-- start --

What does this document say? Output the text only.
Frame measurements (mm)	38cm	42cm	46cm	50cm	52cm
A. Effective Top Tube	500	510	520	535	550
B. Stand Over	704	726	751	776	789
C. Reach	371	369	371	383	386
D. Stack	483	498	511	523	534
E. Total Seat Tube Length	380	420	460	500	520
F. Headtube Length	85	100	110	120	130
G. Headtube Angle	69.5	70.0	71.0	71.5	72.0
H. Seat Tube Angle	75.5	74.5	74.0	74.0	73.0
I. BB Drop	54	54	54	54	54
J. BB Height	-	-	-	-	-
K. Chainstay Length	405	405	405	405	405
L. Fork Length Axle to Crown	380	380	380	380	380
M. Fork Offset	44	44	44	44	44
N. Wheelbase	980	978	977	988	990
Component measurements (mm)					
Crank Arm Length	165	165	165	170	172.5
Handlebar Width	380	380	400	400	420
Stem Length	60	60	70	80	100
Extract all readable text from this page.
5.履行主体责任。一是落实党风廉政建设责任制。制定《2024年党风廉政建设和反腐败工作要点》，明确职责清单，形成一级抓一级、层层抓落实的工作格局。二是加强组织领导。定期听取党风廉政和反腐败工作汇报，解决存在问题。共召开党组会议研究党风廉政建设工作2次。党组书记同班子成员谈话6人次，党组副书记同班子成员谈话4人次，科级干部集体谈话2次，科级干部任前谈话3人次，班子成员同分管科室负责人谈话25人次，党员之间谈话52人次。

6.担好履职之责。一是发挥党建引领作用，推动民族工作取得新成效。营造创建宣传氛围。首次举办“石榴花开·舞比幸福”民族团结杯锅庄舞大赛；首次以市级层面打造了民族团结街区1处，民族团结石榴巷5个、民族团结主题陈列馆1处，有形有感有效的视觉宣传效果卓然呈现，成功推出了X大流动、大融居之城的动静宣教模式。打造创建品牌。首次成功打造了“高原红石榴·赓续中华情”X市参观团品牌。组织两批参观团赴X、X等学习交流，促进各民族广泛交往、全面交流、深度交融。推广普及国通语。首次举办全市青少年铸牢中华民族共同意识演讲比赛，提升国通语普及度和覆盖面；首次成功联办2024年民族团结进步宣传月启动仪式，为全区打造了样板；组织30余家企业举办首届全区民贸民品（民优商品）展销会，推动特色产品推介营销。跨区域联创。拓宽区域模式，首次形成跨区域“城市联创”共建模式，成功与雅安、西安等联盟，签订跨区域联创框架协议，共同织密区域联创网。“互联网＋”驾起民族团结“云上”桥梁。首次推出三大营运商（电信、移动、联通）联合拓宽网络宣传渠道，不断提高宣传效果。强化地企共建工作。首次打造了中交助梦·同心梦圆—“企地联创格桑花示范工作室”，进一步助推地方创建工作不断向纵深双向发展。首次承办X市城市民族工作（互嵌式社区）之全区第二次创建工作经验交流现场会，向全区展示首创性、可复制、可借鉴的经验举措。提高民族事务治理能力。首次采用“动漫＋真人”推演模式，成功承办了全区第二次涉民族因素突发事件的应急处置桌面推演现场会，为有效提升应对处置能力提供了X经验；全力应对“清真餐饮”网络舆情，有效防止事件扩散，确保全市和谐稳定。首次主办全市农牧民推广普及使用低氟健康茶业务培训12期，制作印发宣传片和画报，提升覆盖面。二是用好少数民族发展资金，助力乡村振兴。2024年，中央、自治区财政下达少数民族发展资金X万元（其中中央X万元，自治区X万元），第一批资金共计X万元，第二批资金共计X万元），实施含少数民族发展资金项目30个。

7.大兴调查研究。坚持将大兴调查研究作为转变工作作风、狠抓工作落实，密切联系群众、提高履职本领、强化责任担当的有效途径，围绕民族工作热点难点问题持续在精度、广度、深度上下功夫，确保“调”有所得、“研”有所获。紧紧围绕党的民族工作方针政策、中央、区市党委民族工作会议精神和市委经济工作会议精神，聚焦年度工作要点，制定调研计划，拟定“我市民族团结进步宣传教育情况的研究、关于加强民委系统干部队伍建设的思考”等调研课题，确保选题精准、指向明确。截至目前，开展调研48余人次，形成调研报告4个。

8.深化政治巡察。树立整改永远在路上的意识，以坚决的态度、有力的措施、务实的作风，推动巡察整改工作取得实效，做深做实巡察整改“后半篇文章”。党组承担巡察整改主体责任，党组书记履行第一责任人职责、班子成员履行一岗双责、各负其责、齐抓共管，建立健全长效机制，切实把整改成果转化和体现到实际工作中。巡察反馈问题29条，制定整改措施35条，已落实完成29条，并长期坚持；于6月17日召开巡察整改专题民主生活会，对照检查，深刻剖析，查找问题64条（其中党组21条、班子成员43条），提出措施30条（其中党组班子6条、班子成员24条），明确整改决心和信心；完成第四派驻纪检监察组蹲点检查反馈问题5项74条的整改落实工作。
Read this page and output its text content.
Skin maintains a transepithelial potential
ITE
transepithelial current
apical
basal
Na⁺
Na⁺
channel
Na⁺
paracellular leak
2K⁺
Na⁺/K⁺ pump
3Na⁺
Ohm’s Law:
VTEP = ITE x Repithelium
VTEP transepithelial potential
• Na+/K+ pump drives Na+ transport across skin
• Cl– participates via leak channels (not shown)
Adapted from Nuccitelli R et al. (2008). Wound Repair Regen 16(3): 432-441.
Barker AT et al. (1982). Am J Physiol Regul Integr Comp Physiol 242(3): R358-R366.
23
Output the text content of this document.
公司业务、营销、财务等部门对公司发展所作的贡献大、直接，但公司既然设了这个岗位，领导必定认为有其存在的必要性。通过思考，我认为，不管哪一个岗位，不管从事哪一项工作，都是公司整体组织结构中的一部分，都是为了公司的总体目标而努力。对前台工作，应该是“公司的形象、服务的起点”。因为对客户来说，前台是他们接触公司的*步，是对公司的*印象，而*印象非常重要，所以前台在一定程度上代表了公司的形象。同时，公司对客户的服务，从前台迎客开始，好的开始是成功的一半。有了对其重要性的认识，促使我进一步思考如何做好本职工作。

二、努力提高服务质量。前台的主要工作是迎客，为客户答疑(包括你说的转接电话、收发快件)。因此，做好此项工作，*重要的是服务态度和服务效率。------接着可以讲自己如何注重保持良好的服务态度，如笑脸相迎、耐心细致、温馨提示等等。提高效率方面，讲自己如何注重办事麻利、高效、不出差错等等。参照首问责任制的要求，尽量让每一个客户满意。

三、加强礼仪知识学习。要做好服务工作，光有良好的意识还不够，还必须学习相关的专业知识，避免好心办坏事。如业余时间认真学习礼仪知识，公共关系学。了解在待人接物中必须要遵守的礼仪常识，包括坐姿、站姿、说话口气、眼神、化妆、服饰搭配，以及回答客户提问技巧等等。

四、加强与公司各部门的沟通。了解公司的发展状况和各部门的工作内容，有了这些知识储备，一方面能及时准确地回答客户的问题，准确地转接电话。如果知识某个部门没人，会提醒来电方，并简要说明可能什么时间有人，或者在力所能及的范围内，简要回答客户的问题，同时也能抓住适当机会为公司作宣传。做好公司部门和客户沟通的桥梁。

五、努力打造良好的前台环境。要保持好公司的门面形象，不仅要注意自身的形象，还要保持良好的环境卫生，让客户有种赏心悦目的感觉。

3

-- end --

## Prompt:
Copy each line containing the word "measurements" from the data.

## Complete answer:
Frame measurements (mm)	38cm	42cm	46cm	50cm	52cm
Component measurements (mm)					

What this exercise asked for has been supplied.